Records that describe figures:
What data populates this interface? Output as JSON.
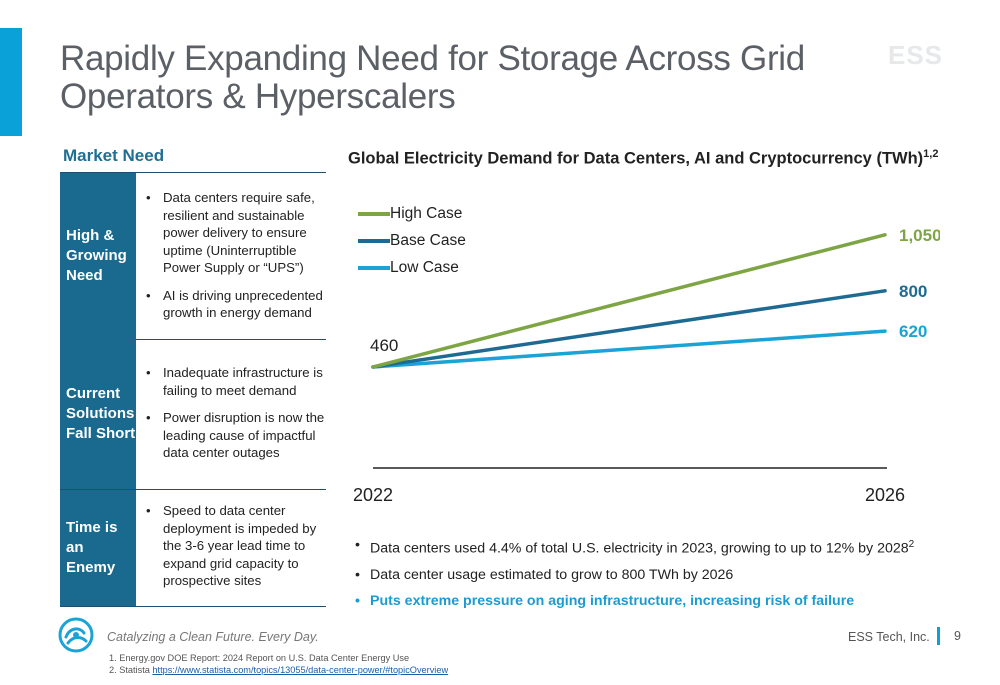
{
  "title": "Rapidly Expanding Need for Storage Across Grid Operators & Hyperscalers",
  "watermark": "ESS",
  "market_need": {
    "heading": "Market Need",
    "rows": [
      {
        "label": "High & Growing Need",
        "bullets": [
          "Data centers require safe, resilient and sustainable power delivery to ensure uptime (Uninterruptible Power Supply or “UPS”)",
          "AI is driving unprecedented growth in energy demand"
        ]
      },
      {
        "label": "Current Solutions Fall Short",
        "bullets": [
          "Inadequate infrastructure is failing to meet demand",
          "Power disruption is now the leading cause of impactful data center outages"
        ]
      },
      {
        "label": "Time is an Enemy",
        "bullets": [
          "Speed to data center deployment is impeded by the 3-6 year lead time to expand grid capacity to prospective sites"
        ]
      }
    ]
  },
  "chart_data": {
    "type": "line",
    "title": "Global Electricity Demand for Data Centers, AI and Cryptocurrency (TWh)",
    "title_sup": "1,2",
    "xlabel": "",
    "ylabel": "",
    "x": [
      "2022",
      "2026"
    ],
    "series": [
      {
        "name": "High Case",
        "values": [
          460,
          1050
        ],
        "color": "#7da544",
        "end_label": "1,050"
      },
      {
        "name": "Base Case",
        "values": [
          460,
          800
        ],
        "color": "#1e6a93",
        "end_label": "800"
      },
      {
        "name": "Low Case",
        "values": [
          460,
          620
        ],
        "color": "#1ba3d6",
        "end_label": "620"
      }
    ],
    "start_label": "460",
    "ylim": [
      0,
      1250
    ],
    "grid": false,
    "legend": "top-left"
  },
  "bottom_bullets": [
    {
      "text": "Data centers used 4.4% of total U.S. electricity in 2023, growing to up to 12% by 2028",
      "sup": "2"
    },
    {
      "text": "Data center usage estimated to grow to 800 TWh by 2026",
      "sup": ""
    },
    {
      "text": "Puts extreme pressure on aging infrastructure, increasing risk of failure",
      "sup": ""
    }
  ],
  "footer": {
    "tagline": "Catalyzing a Clean Future. Every Day.",
    "company": "ESS Tech, Inc.",
    "page": "9",
    "footnotes": [
      {
        "text": "1.  Energy.gov DOE Report: 2024 Report on U.S. Data Center Energy Use",
        "link": ""
      },
      {
        "text": "2.  Statista ",
        "link": "https://www.statista.com/topics/13055/data-center-power/#topicOverview"
      }
    ]
  },
  "colors": {
    "accent": "#0aa0d8",
    "row_label_bg": "#1a6a8f",
    "heading_blue": "#1f6f93"
  }
}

-- Exercise requirements --
Filter the records, keeping only lines that contain "link", and show those lines.

-- Response --
        "link": ""
        "link": "https://www.statista.com/topics/13055/data-center-power/#topicOverview"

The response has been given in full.